_Objective a_:
Lay out the patent figure records below as a two-column CSV with one row per record. Name the columns "request" and "answer", put each record's request text and its answer in a single quoted field with line breaks changed to spaces, and leave out the pictures.

_Excerpt to read_:
# # #

This edition of ON Culture was originally emailed to subscribers on April 21, 2023. To receive Leslie Dinaberg’s arts newsletter in your inbox on Fridays, sign up at independent.com/newsletters.

ON the Web

Kevin Tran | Credit: Ingrid Bostrom

We launched a new video storytelling series with filmmaker Kevin Tran last week that I’m very excited about. The first episode features Lighthouse Skate Shop and its owners Naren Porter-Kasbati and Spencer Navarro, as well as music from Dante Elephante. This series — titled Transmissions (get it?) — will come out online every month to showcase people, places, and ideas of interest in the 805, and we are thrilled to be collaborating with Kevin. Not only is he a fellow San Marcos High School alumni, but a search on our website revealed that he’s also a graduate of the Santa Barbara International Film Festival’s 10-10-10 program, as well as NYU Film School.

ON the Stage (Theater and Dance)

# # #

_Objective b_:
According to the newsletter excerpt, what is the title of the new video storytelling series made with Kevin Tran?

_Records supplied_:
# # #

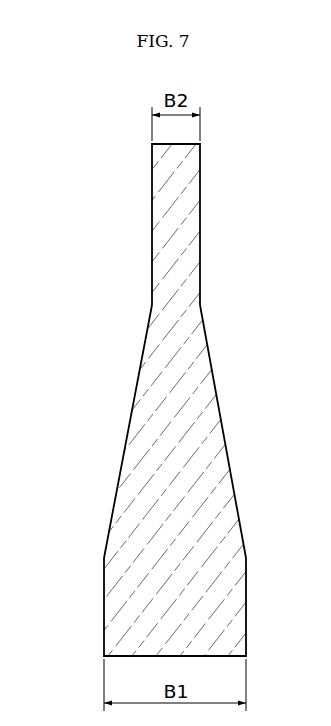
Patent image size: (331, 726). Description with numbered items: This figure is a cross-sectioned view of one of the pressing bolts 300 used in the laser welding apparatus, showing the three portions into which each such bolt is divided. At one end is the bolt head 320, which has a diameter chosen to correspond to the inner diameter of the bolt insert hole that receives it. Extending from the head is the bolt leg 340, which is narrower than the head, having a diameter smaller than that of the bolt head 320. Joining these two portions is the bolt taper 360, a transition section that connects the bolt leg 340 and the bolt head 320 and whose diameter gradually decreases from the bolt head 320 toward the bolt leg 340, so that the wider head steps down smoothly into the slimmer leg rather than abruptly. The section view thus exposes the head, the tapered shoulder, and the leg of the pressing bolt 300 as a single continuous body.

The pressing bolt 300 is at (159, 400).
The bolt head 320 is at (242, 591).
The bolt leg 340 is at (192, 206).
The bolt taper 360 is at (218, 443).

# # #

_Answer a_:
request,answer
"Patent image size: (331, 726). Description with numbered items: This figure is a cross-sectioned view of one of the pressing bolts 300 used in the laser welding apparatus, showing the three portions into which each such bolt is divided. At one end is the bolt head 320, which has a diameter chosen to correspond to the inner diameter of the bolt insert hole that receives it. Extending from the head is the bolt leg 340, which is narrower than the head, having a diameter smaller than that of the bolt head 320. Joining these two portions is the bolt taper 360, a transition section that connects the bolt leg 340 and the bolt head 320 and whose diameter gradually decreases from the bolt head 320 toward the bolt leg 340, so that the wider head steps down smoothly into the slimmer leg rather than abruptly. The section view thus exposes the head, the tapered shoulder, and the leg of the pressing bolt 300 as a single continuous body.","The pressing bolt 300 is at (159, 400). The bolt head 320 is at (242, 591). The bolt leg 340 is at (192, 206). The bolt taper 360 is at (218, 443)."

_Answer b_:
Transmissions